[BEGIN ENTRIES SHOWN]

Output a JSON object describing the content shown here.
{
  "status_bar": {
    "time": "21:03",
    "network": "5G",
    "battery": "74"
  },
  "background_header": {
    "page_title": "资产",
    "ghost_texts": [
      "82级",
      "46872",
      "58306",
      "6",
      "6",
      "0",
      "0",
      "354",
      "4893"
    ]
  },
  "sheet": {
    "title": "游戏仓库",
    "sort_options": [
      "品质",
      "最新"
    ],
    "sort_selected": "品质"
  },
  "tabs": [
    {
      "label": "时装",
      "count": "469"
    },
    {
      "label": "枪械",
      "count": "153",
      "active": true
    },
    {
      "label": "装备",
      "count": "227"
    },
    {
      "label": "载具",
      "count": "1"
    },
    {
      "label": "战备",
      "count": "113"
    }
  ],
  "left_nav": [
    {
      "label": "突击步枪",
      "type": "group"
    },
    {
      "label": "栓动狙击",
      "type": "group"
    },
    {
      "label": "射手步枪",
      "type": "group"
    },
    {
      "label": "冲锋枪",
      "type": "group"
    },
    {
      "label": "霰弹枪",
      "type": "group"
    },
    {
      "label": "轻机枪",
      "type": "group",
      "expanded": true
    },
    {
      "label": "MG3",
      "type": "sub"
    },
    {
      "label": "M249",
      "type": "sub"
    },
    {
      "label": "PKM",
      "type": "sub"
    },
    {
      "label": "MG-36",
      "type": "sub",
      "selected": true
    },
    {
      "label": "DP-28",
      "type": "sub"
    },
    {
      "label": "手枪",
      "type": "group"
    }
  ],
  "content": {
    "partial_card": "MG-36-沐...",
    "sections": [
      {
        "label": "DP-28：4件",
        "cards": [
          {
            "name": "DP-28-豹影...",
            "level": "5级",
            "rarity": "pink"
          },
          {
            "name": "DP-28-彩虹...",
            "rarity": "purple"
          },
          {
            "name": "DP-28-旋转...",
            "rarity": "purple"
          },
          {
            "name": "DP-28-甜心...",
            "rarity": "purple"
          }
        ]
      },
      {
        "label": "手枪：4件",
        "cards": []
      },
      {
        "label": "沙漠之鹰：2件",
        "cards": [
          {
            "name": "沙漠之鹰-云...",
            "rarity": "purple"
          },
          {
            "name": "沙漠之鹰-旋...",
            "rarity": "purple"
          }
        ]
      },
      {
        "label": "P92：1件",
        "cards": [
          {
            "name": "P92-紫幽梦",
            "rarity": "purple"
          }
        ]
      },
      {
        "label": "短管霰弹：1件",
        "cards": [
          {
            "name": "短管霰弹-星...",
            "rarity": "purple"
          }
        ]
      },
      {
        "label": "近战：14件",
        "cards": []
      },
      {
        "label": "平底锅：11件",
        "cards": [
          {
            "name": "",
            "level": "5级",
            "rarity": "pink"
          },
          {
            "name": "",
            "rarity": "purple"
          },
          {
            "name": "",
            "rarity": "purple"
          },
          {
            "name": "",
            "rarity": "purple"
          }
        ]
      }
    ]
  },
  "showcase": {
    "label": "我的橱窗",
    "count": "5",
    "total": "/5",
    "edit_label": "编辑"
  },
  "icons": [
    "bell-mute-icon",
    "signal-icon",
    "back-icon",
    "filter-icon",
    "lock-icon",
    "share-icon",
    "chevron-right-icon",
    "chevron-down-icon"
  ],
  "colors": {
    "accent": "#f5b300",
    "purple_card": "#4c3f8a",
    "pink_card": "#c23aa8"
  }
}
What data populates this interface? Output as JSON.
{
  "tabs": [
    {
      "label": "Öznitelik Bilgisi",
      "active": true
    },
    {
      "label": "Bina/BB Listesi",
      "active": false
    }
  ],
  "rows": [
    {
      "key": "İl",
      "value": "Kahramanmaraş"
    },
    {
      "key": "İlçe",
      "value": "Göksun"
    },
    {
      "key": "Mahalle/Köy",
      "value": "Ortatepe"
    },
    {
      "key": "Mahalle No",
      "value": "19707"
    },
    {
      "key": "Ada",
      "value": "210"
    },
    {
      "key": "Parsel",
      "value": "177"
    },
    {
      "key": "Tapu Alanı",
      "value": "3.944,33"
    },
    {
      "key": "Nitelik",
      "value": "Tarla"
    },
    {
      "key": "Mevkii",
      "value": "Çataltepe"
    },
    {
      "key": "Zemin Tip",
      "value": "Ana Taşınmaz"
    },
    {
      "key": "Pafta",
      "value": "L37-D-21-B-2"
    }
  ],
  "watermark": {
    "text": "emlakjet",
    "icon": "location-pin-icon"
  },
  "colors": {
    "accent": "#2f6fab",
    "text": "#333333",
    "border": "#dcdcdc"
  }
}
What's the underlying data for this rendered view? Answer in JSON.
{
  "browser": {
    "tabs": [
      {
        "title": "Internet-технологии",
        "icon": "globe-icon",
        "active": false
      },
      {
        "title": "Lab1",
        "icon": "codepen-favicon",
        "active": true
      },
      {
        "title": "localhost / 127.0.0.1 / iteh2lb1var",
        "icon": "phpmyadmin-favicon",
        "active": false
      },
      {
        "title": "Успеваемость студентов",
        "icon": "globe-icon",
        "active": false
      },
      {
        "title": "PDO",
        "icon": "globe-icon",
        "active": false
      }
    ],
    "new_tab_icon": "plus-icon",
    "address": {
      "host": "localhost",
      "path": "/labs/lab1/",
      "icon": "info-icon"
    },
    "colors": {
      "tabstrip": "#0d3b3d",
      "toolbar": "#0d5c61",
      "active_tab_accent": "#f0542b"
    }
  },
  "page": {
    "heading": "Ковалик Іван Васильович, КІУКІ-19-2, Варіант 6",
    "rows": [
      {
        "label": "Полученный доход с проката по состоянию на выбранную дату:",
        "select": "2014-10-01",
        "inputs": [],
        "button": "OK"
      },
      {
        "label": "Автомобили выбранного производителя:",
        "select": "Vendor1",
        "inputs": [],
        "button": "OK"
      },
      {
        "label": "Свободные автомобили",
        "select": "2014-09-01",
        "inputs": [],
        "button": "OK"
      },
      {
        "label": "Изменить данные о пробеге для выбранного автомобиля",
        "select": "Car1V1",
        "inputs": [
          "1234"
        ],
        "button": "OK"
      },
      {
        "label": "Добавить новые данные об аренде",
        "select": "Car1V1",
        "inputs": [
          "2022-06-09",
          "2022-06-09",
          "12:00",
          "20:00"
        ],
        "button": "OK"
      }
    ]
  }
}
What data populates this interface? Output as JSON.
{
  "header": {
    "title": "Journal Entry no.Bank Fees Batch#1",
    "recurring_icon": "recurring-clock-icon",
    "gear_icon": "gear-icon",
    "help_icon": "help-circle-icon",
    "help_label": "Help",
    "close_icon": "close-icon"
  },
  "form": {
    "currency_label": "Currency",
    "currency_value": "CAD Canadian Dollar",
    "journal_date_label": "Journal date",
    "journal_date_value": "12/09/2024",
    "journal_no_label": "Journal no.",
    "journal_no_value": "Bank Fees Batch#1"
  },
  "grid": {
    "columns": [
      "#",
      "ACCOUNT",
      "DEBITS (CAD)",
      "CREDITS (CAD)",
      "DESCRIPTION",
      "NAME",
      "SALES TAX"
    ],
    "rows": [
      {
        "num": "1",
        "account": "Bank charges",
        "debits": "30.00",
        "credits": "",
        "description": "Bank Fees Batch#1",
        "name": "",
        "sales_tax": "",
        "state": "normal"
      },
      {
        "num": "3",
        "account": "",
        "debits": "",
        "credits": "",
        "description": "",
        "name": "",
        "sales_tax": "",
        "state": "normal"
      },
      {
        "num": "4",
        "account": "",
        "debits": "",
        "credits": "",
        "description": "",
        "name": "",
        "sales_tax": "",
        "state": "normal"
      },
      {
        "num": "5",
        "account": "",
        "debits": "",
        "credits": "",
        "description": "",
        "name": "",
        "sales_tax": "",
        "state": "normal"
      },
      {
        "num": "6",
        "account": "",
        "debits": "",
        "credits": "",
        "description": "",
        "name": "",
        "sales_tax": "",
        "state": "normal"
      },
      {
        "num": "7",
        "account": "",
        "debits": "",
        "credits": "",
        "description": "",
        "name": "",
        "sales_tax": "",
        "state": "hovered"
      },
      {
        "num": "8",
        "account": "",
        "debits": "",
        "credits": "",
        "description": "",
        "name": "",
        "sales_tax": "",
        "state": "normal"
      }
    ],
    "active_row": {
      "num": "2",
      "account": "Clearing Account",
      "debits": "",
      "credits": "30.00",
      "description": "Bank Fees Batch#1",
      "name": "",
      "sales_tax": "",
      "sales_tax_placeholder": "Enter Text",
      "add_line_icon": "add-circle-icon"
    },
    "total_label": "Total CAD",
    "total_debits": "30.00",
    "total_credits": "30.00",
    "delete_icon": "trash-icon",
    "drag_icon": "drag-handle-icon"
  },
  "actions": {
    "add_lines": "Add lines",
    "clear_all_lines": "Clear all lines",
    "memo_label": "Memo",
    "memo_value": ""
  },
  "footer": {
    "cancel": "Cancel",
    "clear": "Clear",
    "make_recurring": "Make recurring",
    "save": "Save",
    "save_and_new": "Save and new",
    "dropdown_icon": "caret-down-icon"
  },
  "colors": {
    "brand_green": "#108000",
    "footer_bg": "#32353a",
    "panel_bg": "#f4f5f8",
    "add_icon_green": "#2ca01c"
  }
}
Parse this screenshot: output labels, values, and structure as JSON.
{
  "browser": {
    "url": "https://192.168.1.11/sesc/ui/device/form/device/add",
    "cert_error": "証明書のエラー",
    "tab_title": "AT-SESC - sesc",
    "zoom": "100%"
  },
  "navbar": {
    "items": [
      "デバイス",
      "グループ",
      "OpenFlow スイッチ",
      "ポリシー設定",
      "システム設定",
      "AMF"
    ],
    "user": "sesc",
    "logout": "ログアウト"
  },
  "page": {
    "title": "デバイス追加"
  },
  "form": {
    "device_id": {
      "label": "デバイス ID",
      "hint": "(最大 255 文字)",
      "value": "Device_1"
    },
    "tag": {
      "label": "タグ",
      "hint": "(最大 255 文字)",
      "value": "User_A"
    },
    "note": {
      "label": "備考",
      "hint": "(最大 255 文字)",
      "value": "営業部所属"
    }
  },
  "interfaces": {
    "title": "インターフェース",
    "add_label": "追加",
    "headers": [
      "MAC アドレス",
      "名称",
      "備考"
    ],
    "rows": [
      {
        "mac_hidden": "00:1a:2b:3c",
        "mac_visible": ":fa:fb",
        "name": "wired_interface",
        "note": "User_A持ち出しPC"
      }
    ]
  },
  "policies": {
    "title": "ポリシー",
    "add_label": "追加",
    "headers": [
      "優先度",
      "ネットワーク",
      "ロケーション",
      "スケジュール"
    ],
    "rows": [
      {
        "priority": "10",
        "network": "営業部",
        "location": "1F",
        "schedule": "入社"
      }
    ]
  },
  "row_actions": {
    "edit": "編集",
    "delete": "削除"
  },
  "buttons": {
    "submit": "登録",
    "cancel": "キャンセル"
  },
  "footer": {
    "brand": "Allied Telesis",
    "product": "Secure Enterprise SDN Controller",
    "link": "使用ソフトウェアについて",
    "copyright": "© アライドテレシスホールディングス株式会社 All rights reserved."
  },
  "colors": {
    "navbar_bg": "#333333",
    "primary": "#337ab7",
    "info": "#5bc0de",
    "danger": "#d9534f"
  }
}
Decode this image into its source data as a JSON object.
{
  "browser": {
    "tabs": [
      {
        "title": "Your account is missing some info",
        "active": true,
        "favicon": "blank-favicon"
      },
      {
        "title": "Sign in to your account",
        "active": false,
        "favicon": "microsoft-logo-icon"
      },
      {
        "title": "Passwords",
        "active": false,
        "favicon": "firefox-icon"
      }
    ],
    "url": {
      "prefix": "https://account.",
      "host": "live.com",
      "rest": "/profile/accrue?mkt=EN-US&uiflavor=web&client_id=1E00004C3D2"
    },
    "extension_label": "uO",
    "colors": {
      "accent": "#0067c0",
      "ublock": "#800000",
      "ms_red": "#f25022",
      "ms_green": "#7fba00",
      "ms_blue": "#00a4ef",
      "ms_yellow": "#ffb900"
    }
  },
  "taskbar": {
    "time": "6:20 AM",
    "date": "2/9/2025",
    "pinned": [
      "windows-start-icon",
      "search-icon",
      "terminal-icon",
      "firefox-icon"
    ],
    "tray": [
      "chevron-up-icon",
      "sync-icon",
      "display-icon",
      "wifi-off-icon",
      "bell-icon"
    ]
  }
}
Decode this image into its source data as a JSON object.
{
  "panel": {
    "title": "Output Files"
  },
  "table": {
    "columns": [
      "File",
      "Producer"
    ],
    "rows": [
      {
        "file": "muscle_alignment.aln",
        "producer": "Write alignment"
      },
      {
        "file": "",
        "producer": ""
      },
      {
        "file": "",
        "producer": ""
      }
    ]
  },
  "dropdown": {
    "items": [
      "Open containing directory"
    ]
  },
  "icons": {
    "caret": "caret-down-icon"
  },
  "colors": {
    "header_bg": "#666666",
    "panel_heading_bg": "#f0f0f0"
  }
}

[END ENTRIES SHOWN]

▶ GOAL OF THE EXERCISE
In the entries above, identify every line with the word "данные". Copy those lines.

▶ TASK ANSWER
        "label": "Изменить данные о пробеге для выбранного автомобиля",
        "label": "Добавить новые данные об аренде",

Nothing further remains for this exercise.